* Directions for this task:
Only the lines from the line containing "Read out every word on this page." to the end of the entries should be repeated, exactly as they appear.

________________________________________

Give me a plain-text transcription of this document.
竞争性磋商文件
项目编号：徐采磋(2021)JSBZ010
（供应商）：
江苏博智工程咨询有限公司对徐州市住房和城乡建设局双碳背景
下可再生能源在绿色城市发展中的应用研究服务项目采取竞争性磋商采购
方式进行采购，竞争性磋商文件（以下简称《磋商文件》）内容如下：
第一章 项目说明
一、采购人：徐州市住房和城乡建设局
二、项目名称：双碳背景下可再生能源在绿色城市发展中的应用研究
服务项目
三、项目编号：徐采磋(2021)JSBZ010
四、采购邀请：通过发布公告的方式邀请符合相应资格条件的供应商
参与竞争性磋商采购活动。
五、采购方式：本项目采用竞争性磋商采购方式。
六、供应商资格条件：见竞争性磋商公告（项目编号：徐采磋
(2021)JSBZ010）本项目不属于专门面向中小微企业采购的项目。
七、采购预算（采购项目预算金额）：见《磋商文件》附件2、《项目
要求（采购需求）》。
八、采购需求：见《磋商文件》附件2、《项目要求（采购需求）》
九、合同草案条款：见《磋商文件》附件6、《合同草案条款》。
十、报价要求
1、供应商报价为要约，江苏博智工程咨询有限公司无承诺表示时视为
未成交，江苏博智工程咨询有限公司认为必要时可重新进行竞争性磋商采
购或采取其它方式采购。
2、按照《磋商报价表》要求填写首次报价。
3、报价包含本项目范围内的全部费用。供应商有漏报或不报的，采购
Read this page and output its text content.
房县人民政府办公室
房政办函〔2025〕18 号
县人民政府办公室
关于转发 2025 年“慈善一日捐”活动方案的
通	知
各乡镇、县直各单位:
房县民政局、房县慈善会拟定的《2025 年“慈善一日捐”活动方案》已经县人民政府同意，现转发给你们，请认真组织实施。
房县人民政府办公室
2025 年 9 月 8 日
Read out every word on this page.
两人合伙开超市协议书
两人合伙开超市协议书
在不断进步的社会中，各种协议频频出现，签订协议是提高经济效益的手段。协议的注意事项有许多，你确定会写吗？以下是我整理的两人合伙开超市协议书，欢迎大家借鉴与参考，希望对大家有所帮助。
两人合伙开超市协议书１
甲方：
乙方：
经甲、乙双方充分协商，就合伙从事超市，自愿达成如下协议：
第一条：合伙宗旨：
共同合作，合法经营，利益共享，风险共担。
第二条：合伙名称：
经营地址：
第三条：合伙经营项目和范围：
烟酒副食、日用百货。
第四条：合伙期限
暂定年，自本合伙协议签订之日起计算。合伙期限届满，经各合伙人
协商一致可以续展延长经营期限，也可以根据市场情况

________________________________________

* Exercise solution:
Read out every word on this page.
两人合伙开超市协议书
两人合伙开超市协议书
在不断进步的社会中，各种协议频频出现，签订协议是提高经济效益的手段。协议的注意事项有许多，你确定会写吗？以下是我整理的两人合伙开超市协议书，欢迎大家借鉴与参考，希望对大家有所帮助。
两人合伙开超市协议书１
甲方：
乙方：
经甲、乙双方充分协商，就合伙从事超市，自愿达成如下协议：
第一条：合伙宗旨：
共同合作，合法经营，利益共享，风险共担。
第二条：合伙名称：
经营地址：
第三条：合伙经营项目和范围：
烟酒副食、日用百货。
第四条：合伙期限
暂定年，自本合伙协议签订之日起计算。合伙期限届满，经各合伙人
协商一致可以续展延长经营期限，也可以根据市场情况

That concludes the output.